[SOURCE DATA — start]
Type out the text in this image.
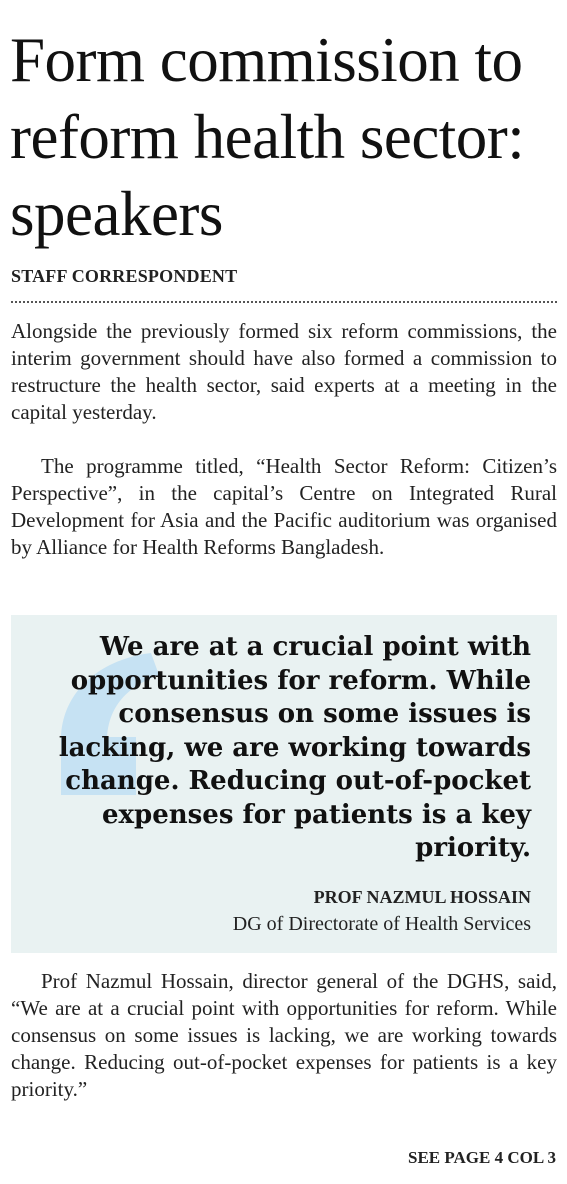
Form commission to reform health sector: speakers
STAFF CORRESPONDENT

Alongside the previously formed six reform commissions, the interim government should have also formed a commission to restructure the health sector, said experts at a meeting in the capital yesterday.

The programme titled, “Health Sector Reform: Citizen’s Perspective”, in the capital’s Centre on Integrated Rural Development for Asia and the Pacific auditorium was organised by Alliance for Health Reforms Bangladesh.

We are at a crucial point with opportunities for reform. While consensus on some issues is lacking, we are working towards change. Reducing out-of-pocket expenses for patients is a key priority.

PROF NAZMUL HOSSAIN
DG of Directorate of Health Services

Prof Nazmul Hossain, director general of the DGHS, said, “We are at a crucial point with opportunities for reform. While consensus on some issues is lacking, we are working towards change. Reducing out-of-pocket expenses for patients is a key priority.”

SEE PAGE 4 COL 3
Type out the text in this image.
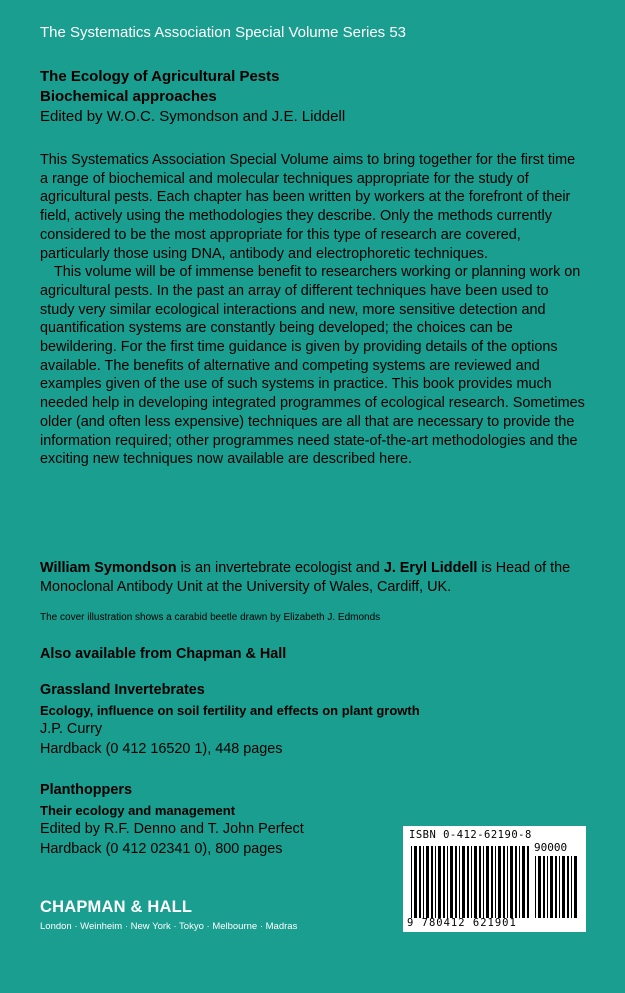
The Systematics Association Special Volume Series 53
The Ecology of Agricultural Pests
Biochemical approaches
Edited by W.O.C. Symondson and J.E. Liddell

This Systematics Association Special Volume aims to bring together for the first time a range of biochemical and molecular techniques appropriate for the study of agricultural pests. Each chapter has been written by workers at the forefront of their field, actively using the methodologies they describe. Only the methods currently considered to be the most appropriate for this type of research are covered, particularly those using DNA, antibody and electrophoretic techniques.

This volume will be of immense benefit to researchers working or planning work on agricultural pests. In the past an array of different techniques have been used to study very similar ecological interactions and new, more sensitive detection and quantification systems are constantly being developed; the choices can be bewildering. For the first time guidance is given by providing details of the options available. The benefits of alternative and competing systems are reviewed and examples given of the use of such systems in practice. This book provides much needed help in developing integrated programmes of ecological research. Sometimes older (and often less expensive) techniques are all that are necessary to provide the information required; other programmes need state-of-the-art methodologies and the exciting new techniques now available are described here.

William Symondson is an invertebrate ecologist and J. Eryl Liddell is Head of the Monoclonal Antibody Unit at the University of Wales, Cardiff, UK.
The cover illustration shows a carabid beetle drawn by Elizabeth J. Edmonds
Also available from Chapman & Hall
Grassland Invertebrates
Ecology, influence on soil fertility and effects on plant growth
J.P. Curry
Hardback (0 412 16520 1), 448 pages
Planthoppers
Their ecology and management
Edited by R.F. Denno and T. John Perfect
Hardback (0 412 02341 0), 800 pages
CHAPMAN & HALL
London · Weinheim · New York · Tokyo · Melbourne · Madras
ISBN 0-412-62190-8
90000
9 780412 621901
[SOURCE DATA — finish]
**EXERCISE REQUIREMENTS**
Repeat the data above exactly; images are not part of the copy.

**REPLY**
Type out the text in this image.
Form commission to reform health sector: speakers
STAFF CORRESPONDENT

Alongside the previously formed six reform commissions, the interim government should have also formed a commission to restructure the health sector, said experts at a meeting in the capital yesterday.

The programme titled, “Health Sector Reform: Citizen’s Perspective”, in the capital’s Centre on Integrated Rural Development for Asia and the Pacific auditorium was organised by Alliance for Health Reforms Bangladesh.

We are at a crucial point with opportunities for reform. While consensus on some issues is lacking, we are working towards change. Reducing out-of-pocket expenses for patients is a key priority.

PROF NAZMUL HOSSAIN
DG of Directorate of Health Services

Prof Nazmul Hossain, director general of the DGHS, said, “We are at a crucial point with opportunities for reform. While consensus on some issues is lacking, we are working towards change. Reducing out-of-pocket expenses for patients is a key priority.”

SEE PAGE 4 COL 3
Type out the text in this image.
The Systematics Association Special Volume Series 53
The Ecology of Agricultural Pests
Biochemical approaches
Edited by W.O.C. Symondson and J.E. Liddell

This Systematics Association Special Volume aims to bring together for the first time a range of biochemical and molecular techniques appropriate for the study of agricultural pests. Each chapter has been written by workers at the forefront of their field, actively using the methodologies they describe. Only the methods currently considered to be the most appropriate for this type of research are covered, particularly those using DNA, antibody and electrophoretic techniques.

This volume will be of immense benefit to researchers working or planning work on agricultural pests. In the past an array of different techniques have been used to study very similar ecological interactions and new, more sensitive detection and quantification systems are constantly being developed; the choices can be bewildering. For the first time guidance is given by providing details of the options available. The benefits of alternative and competing systems are reviewed and examples given of the use of such systems in practice. This book provides much needed help in developing integrated programmes of ecological research. Sometimes older (and often less expensive) techniques are all that are necessary to provide the information required; other programmes need state-of-the-art methodologies and the exciting new techniques now available are described here.

William Symondson is an invertebrate ecologist and J. Eryl Liddell is Head of the Monoclonal Antibody Unit at the University of Wales, Cardiff, UK.
The cover illustration shows a carabid beetle drawn by Elizabeth J. Edmonds
Also available from Chapman & Hall
Grassland Invertebrates
Ecology, influence on soil fertility and effects on plant growth
J.P. Curry
Hardback (0 412 16520 1), 448 pages
Planthoppers
Their ecology and management
Edited by R.F. Denno and T. John Perfect
Hardback (0 412 02341 0), 800 pages
CHAPMAN & HALL
London · Weinheim · New York · Tokyo · Melbourne · Madras
ISBN 0-412-62190-8
90000
9 780412 621901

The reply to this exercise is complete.